* [BRIEF]:
Each record below is to be reproduced without any change.

* [STORED ROWS]:
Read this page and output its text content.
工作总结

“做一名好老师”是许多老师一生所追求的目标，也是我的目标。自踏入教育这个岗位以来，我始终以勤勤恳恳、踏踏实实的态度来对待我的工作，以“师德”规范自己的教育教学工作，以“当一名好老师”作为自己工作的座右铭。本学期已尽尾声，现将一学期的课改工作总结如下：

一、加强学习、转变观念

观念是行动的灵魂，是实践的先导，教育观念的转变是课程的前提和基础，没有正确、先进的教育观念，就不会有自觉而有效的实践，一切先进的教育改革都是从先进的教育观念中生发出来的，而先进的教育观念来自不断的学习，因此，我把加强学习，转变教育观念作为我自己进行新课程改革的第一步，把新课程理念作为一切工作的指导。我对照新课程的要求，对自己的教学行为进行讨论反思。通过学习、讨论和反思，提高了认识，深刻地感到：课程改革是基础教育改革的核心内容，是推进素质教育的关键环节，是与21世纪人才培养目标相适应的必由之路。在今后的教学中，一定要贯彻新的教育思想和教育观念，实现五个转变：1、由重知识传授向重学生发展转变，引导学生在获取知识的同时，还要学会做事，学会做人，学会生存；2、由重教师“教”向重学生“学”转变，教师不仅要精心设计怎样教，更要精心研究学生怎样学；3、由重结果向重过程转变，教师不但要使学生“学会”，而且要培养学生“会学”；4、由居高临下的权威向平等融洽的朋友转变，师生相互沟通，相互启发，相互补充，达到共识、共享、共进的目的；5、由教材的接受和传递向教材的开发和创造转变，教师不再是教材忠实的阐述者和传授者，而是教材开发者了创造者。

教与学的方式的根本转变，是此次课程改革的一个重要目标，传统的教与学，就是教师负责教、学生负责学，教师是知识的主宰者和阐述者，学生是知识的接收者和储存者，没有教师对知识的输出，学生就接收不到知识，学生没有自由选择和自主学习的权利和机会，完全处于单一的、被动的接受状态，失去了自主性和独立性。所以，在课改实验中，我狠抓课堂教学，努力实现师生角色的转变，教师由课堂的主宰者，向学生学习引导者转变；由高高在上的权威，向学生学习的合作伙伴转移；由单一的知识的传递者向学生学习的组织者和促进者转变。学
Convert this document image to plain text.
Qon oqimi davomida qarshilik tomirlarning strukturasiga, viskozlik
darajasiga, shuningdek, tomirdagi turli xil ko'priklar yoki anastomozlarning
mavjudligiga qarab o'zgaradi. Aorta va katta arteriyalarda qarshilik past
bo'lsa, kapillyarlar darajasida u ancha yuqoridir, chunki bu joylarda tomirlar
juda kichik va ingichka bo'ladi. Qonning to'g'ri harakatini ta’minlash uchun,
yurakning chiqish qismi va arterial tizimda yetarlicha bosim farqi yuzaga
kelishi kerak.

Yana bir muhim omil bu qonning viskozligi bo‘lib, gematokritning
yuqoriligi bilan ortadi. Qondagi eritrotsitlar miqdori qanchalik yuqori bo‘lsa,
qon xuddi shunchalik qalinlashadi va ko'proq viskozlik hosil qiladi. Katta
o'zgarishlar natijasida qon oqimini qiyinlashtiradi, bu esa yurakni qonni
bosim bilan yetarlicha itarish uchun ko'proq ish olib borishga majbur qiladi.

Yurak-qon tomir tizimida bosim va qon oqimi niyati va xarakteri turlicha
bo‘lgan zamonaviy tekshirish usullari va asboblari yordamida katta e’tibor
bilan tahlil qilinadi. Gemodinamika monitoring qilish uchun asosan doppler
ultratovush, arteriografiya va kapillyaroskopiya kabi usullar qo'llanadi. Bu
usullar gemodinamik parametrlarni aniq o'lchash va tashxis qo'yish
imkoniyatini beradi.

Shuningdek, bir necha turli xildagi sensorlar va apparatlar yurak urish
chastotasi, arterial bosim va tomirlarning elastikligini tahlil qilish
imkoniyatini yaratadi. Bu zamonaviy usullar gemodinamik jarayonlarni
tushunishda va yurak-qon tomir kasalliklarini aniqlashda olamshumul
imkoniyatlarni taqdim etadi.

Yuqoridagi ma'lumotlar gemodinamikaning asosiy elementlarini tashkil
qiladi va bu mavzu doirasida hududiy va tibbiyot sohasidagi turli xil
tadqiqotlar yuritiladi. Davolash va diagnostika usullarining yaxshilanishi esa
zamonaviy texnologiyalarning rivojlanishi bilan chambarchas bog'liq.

* [THE REPLY]:
Read this page and output its text content.
工作总结

“做一名好老师”是许多老师一生所追求的目标，也是我的目标。自踏入教育这个岗位以来，我始终以勤勤恳恳、踏踏实实的态度来对待我的工作，以“师德”规范自己的教育教学工作，以“当一名好老师”作为自己工作的座右铭。本学期已尽尾声，现将一学期的课改工作总结如下：

一、加强学习、转变观念

观念是行动的灵魂，是实践的先导，教育观念的转变是课程的前提和基础，没有正确、先进的教育观念，就不会有自觉而有效的实践，一切先进的教育改革都是从先进的教育观念中生发出来的，而先进的教育观念来自不断的学习，因此，我把加强学习，转变教育观念作为我自己进行新课程改革的第一步，把新课程理念作为一切工作的指导。我对照新课程的要求，对自己的教学行为进行讨论反思。通过学习、讨论和反思，提高了认识，深刻地感到：课程改革是基础教育改革的核心内容，是推进素质教育的关键环节，是与21世纪人才培养目标相适应的必由之路。在今后的教学中，一定要贯彻新的教育思想和教育观念，实现五个转变：1、由重知识传授向重学生发展转变，引导学生在获取知识的同时，还要学会做事，学会做人，学会生存；2、由重教师“教”向重学生“学”转变，教师不仅要精心设计怎样教，更要精心研究学生怎样学；3、由重结果向重过程转变，教师不但要使学生“学会”，而且要培养学生“会学”；4、由居高临下的权威向平等融洽的朋友转变，师生相互沟通，相互启发，相互补充，达到共识、共享、共进的目的；5、由教材的接受和传递向教材的开发和创造转变，教师不再是教材忠实的阐述者和传授者，而是教材开发者了创造者。

教与学的方式的根本转变，是此次课程改革的一个重要目标，传统的教与学，就是教师负责教、学生负责学，教师是知识的主宰者和阐述者，学生是知识的接收者和储存者，没有教师对知识的输出，学生就接收不到知识，学生没有自由选择和自主学习的权利和机会，完全处于单一的、被动的接受状态，失去了自主性和独立性。所以，在课改实验中，我狠抓课堂教学，努力实现师生角色的转变，教师由课堂的主宰者，向学生学习引导者转变；由高高在上的权威，向学生学习的合作伙伴转移；由单一的知识的传递者向学生学习的组织者和促进者转变。学
Convert this document image to plain text.
Qon oqimi davomida qarshilik tomirlarning strukturasiga, viskozlik
darajasiga, shuningdek, tomirdagi turli xil ko'priklar yoki anastomozlarning
mavjudligiga qarab o'zgaradi. Aorta va katta arteriyalarda qarshilik past
bo'lsa, kapillyarlar darajasida u ancha yuqoridir, chunki bu joylarda tomirlar
juda kichik va ingichka bo'ladi. Qonning to'g'ri harakatini ta’minlash uchun,
yurakning chiqish qismi va arterial tizimda yetarlicha bosim farqi yuzaga
kelishi kerak.

Yana bir muhim omil bu qonning viskozligi bo‘lib, gematokritning
yuqoriligi bilan ortadi. Qondagi eritrotsitlar miqdori qanchalik yuqori bo‘lsa,
qon xuddi shunchalik qalinlashadi va ko'proq viskozlik hosil qiladi. Katta
o'zgarishlar natijasida qon oqimini qiyinlashtiradi, bu esa yurakni qonni
bosim bilan yetarlicha itarish uchun ko'proq ish olib borishga majbur qiladi.

Yurak-qon tomir tizimida bosim va qon oqimi niyati va xarakteri turlicha
bo‘lgan zamonaviy tekshirish usullari va asboblari yordamida katta e’tibor
bilan tahlil qilinadi. Gemodinamika monitoring qilish uchun asosan doppler
ultratovush, arteriografiya va kapillyaroskopiya kabi usullar qo'llanadi. Bu
usullar gemodinamik parametrlarni aniq o'lchash va tashxis qo'yish
imkoniyatini beradi.

Shuningdek, bir necha turli xildagi sensorlar va apparatlar yurak urish
chastotasi, arterial bosim va tomirlarning elastikligini tahlil qilish
imkoniyatini yaratadi. Bu zamonaviy usullar gemodinamik jarayonlarni
tushunishda va yurak-qon tomir kasalliklarini aniqlashda olamshumul
imkoniyatlarni taqdim etadi.

Yuqoridagi ma'lumotlar gemodinamikaning asosiy elementlarini tashkil
qiladi va bu mavzu doirasida hududiy va tibbiyot sohasidagi turli xil
tadqiqotlar yuritiladi. Davolash va diagnostika usullarining yaxshilanishi esa
zamonaviy texnologiyalarning rivojlanishi bilan chambarchas bog'liq.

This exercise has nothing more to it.